Data items:
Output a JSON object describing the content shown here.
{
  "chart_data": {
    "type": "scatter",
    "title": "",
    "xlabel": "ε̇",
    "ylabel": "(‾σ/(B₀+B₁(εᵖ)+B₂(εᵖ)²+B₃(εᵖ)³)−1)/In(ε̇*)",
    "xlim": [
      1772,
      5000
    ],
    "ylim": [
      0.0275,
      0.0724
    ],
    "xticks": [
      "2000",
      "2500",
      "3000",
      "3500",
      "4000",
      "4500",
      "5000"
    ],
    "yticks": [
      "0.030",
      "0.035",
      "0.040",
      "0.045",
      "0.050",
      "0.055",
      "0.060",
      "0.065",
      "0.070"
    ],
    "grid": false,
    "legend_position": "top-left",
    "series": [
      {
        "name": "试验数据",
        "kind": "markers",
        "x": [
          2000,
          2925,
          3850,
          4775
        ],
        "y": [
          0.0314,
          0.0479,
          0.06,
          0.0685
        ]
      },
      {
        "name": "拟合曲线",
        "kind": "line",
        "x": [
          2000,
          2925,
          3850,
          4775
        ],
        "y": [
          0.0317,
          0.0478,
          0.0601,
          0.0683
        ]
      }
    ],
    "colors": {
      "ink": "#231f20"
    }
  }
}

YOUR GOAL: Your task is to return the full listing exactly as it was given.

CORRECT ANSWER:
Output a JSON object describing the content shown here.
{
  "chart_data": {
    "type": "scatter",
    "title": "",
    "xlabel": "ε̇",
    "ylabel": "(‾σ/(B₀+B₁(εᵖ)+B₂(εᵖ)²+B₃(εᵖ)³)−1)/In(ε̇*)",
    "xlim": [
      1772,
      5000
    ],
    "ylim": [
      0.0275,
      0.0724
    ],
    "xticks": [
      "2000",
      "2500",
      "3000",
      "3500",
      "4000",
      "4500",
      "5000"
    ],
    "yticks": [
      "0.030",
      "0.035",
      "0.040",
      "0.045",
      "0.050",
      "0.055",
      "0.060",
      "0.065",
      "0.070"
    ],
    "grid": false,
    "legend_position": "top-left",
    "series": [
      {
        "name": "试验数据",
        "kind": "markers",
        "x": [
          2000,
          2925,
          3850,
          4775
        ],
        "y": [
          0.0314,
          0.0479,
          0.06,
          0.0685
        ]
      },
      {
        "name": "拟合曲线",
        "kind": "line",
        "x": [
          2000,
          2925,
          3850,
          4775
        ],
        "y": [
          0.0317,
          0.0478,
          0.0601,
          0.0683
        ]
      }
    ],
    "colors": {
      "ink": "#231f20"
    }
  }
}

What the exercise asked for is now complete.